START EXTRACTED ENTRIES

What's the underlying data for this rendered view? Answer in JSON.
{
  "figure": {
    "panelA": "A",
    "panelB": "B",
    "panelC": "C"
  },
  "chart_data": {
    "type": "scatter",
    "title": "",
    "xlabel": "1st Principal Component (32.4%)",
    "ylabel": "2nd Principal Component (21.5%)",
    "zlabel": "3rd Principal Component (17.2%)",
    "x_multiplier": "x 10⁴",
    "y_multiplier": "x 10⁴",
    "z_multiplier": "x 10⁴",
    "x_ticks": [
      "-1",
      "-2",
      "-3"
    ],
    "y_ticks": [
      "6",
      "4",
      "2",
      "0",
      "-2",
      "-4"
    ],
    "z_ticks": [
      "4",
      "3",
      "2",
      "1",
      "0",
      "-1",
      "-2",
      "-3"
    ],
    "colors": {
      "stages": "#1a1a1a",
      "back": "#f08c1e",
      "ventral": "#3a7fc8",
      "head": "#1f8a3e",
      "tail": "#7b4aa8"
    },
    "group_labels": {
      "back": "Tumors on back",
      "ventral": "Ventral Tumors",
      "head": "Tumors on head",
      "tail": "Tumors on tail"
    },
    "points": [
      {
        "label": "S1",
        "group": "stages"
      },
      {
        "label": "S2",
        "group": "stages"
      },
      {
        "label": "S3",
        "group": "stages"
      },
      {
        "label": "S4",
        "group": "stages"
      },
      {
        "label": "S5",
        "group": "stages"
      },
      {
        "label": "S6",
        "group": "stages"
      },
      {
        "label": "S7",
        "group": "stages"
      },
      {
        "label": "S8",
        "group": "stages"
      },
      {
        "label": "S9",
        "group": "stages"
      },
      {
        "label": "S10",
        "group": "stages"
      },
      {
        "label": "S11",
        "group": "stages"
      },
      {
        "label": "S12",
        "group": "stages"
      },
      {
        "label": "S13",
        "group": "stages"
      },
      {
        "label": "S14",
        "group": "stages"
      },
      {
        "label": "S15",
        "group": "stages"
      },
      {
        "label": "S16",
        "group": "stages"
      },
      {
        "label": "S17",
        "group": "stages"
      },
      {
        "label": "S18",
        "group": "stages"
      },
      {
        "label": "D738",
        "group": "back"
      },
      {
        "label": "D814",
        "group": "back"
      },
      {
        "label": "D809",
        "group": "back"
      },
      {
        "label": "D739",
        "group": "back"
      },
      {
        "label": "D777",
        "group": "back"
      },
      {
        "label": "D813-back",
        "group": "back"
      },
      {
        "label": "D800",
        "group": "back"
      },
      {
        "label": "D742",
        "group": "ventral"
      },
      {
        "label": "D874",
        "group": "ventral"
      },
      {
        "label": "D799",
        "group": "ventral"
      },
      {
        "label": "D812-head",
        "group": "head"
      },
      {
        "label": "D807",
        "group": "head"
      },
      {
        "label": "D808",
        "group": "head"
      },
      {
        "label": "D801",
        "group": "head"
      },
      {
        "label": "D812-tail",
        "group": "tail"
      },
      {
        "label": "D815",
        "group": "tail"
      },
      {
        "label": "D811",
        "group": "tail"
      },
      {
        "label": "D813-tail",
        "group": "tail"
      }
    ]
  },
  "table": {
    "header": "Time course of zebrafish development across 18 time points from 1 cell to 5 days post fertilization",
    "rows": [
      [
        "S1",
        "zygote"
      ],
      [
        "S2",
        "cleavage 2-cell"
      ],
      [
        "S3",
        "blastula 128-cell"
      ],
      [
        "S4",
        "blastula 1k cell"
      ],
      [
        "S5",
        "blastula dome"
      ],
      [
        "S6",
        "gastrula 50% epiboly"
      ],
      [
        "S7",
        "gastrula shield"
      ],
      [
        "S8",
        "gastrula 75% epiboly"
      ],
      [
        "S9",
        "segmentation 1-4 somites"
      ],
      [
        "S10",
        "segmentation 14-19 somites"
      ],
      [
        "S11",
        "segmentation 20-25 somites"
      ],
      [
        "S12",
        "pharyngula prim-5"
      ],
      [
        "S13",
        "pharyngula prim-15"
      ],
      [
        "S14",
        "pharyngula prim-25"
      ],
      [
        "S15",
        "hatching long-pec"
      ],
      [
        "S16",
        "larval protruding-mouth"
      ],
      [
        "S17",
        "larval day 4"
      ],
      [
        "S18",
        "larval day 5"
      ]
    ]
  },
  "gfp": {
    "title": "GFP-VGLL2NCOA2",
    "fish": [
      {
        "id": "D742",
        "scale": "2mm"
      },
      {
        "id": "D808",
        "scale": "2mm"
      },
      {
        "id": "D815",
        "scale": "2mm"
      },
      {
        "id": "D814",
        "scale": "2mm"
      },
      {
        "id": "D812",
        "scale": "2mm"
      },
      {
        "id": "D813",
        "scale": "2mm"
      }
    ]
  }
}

END EXTRACTED ENTRIES

# WHAT YOU SHOULD DO
Show every line above in which the word "somites" occurs.

# OUTPUT OF THE TASK
        "segmentation 1-4 somites"
        "segmentation 14-19 somites"
        "segmentation 20-25 somites"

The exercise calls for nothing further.